====== Available records ======

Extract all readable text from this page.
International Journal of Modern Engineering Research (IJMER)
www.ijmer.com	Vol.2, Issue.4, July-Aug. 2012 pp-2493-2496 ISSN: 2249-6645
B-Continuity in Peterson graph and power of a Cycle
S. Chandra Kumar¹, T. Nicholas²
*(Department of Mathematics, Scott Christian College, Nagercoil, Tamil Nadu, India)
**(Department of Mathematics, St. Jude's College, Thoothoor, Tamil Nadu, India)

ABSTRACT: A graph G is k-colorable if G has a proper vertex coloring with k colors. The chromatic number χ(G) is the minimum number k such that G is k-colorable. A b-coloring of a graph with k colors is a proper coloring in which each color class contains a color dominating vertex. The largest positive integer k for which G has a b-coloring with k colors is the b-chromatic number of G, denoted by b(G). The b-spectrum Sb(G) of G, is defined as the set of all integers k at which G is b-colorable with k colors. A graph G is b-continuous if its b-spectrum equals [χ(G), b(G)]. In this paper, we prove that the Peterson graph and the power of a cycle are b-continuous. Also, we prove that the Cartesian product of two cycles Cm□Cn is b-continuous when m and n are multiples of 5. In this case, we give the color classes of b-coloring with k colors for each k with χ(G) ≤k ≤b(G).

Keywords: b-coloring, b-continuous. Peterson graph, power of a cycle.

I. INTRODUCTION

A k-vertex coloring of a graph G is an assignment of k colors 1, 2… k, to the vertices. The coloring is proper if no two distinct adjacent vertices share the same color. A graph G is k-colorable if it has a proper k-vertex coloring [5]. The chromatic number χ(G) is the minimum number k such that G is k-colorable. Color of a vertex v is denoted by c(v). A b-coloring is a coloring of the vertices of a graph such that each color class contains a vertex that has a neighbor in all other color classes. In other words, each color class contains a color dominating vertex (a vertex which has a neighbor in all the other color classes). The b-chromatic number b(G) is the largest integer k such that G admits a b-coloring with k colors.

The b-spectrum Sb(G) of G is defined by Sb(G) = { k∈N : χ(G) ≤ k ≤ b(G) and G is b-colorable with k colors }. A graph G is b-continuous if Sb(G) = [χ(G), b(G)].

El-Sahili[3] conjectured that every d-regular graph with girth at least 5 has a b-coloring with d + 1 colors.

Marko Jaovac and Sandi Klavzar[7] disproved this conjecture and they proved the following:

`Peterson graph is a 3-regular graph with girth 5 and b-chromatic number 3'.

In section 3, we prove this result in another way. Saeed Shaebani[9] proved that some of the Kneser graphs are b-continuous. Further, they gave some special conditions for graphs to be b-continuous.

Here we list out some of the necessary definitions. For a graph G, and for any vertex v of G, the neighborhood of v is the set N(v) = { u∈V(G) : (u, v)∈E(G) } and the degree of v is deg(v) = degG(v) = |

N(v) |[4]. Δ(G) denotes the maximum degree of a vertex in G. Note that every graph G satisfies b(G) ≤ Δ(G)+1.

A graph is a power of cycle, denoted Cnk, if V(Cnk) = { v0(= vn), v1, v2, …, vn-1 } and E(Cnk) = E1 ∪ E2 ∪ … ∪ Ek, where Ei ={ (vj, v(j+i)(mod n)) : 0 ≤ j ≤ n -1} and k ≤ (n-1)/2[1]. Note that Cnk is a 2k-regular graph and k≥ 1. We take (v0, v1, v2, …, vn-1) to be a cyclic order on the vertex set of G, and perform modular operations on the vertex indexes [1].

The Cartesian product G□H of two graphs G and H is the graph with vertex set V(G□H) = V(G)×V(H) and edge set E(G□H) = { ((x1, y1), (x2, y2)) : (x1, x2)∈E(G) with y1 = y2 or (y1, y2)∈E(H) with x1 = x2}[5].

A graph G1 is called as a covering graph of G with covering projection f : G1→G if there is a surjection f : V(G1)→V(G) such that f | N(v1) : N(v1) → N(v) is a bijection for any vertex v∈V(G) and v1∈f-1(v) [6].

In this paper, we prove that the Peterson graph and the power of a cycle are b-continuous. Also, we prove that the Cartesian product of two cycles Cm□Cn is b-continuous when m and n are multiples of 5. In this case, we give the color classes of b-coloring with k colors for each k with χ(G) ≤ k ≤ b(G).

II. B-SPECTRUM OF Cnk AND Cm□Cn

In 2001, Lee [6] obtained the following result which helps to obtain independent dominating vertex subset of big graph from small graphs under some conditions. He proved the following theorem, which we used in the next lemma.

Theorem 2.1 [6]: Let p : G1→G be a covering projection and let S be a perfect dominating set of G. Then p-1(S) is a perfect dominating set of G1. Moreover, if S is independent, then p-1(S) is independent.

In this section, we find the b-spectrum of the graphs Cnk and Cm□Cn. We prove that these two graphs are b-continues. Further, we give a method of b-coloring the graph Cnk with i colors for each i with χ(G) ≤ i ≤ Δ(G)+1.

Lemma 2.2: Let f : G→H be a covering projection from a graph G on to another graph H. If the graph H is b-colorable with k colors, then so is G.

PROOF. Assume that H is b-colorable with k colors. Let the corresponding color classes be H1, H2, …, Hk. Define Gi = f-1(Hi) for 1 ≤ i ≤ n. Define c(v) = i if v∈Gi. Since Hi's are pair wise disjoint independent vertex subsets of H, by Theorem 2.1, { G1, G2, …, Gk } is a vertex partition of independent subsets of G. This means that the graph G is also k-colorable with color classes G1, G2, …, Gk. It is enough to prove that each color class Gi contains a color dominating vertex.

======

--- To be done ---
Search the entries for the string "result" and collect each line that has it.

--- Answer to this task ---
In section 3, we prove this result in another way. Saeed Shaebani[9] proved that some of the Kneser graphs are b-continuous. Further, they gave some special conditions for graphs to be b-continuous.
In 2001, Lee [6] obtained the following result which helps to obtain independent dominating vertex subset of big graph from small graphs under some conditions. He proved the following theorem, which we used in the next lemma.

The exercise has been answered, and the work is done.